__WHAT THE EXERCISE ASKS__.
Write out every record below exactly as it appears.

__PROVIDED DATA__.
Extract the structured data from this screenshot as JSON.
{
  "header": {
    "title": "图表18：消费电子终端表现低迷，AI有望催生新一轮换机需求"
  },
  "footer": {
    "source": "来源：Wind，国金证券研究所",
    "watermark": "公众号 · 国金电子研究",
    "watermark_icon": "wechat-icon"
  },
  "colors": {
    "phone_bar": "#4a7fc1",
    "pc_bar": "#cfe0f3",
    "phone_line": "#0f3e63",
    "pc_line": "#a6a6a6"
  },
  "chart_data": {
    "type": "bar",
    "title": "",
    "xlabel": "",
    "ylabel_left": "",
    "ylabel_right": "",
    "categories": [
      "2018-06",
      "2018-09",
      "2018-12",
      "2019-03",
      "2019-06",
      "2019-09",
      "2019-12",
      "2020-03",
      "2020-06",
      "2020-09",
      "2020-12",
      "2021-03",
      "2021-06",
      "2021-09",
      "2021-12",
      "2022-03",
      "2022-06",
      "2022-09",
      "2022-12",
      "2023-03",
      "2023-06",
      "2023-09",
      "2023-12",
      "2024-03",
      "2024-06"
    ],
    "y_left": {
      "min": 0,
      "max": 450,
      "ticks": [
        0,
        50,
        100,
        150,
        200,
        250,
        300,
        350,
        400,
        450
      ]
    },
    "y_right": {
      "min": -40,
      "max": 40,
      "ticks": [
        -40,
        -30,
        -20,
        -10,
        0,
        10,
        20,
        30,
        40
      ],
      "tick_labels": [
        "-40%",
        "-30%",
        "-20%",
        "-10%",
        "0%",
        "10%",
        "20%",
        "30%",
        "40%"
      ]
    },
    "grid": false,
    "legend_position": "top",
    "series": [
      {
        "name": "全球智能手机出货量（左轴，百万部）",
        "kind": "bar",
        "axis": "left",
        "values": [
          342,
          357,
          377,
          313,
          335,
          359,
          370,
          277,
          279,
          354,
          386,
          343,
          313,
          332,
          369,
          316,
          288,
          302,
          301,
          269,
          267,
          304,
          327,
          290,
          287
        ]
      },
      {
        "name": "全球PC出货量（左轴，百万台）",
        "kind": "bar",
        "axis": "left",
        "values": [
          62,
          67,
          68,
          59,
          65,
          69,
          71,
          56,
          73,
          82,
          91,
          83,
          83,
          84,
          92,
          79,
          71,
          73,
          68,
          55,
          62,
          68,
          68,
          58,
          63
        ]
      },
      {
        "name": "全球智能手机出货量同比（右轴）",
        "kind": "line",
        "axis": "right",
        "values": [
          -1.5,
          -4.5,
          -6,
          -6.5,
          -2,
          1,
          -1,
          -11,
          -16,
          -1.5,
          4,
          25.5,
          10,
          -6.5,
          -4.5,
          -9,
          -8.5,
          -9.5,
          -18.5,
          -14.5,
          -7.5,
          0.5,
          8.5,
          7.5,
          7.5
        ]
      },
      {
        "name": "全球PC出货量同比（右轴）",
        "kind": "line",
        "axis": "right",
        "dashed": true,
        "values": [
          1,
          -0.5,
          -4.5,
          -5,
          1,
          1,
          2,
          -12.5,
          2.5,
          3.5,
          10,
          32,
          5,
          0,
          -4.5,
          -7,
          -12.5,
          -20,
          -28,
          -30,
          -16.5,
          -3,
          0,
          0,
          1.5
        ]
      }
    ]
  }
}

__ANSWER TO THE TASK__.
Extract the structured data from this screenshot as JSON.
{
  "header": {
    "title": "图表18：消费电子终端表现低迷，AI有望催生新一轮换机需求"
  },
  "footer": {
    "source": "来源：Wind，国金证券研究所",
    "watermark": "公众号 · 国金电子研究",
    "watermark_icon": "wechat-icon"
  },
  "colors": {
    "phone_bar": "#4a7fc1",
    "pc_bar": "#cfe0f3",
    "phone_line": "#0f3e63",
    "pc_line": "#a6a6a6"
  },
  "chart_data": {
    "type": "bar",
    "title": "",
    "xlabel": "",
    "ylabel_left": "",
    "ylabel_right": "",
    "categories": [
      "2018-06",
      "2018-09",
      "2018-12",
      "2019-03",
      "2019-06",
      "2019-09",
      "2019-12",
      "2020-03",
      "2020-06",
      "2020-09",
      "2020-12",
      "2021-03",
      "2021-06",
      "2021-09",
      "2021-12",
      "2022-03",
      "2022-06",
      "2022-09",
      "2022-12",
      "2023-03",
      "2023-06",
      "2023-09",
      "2023-12",
      "2024-03",
      "2024-06"
    ],
    "y_left": {
      "min": 0,
      "max": 450,
      "ticks": [
        0,
        50,
        100,
        150,
        200,
        250,
        300,
        350,
        400,
        450
      ]
    },
    "y_right": {
      "min": -40,
      "max": 40,
      "ticks": [
        -40,
        -30,
        -20,
        -10,
        0,
        10,
        20,
        30,
        40
      ],
      "tick_labels": [
        "-40%",
        "-30%",
        "-20%",
        "-10%",
        "0%",
        "10%",
        "20%",
        "30%",
        "40%"
      ]
    },
    "grid": false,
    "legend_position": "top",
    "series": [
      {
        "name": "全球智能手机出货量（左轴，百万部）",
        "kind": "bar",
        "axis": "left",
        "values": [
          342,
          357,
          377,
          313,
          335,
          359,
          370,
          277,
          279,
          354,
          386,
          343,
          313,
          332,
          369,
          316,
          288,
          302,
          301,
          269,
          267,
          304,
          327,
          290,
          287
        ]
      },
      {
        "name": "全球PC出货量（左轴，百万台）",
        "kind": "bar",
        "axis": "left",
        "values": [
          62,
          67,
          68,
          59,
          65,
          69,
          71,
          56,
          73,
          82,
          91,
          83,
          83,
          84,
          92,
          79,
          71,
          73,
          68,
          55,
          62,
          68,
          68,
          58,
          63
        ]
      },
      {
        "name": "全球智能手机出货量同比（右轴）",
        "kind": "line",
        "axis": "right",
        "values": [
          -1.5,
          -4.5,
          -6,
          -6.5,
          -2,
          1,
          -1,
          -11,
          -16,
          -1.5,
          4,
          25.5,
          10,
          -6.5,
          -4.5,
          -9,
          -8.5,
          -9.5,
          -18.5,
          -14.5,
          -7.5,
          0.5,
          8.5,
          7.5,
          7.5
        ]
      },
      {
        "name": "全球PC出货量同比（右轴）",
        "kind": "line",
        "axis": "right",
        "dashed": true,
        "values": [
          1,
          -0.5,
          -4.5,
          -5,
          1,
          1,
          2,
          -12.5,
          2.5,
          3.5,
          10,
          32,
          5,
          0,
          -4.5,
          -7,
          -12.5,
          -20,
          -28,
          -30,
          -16.5,
          -3,
          0,
          0,
          1.5
        ]
      }
    ]
  }
}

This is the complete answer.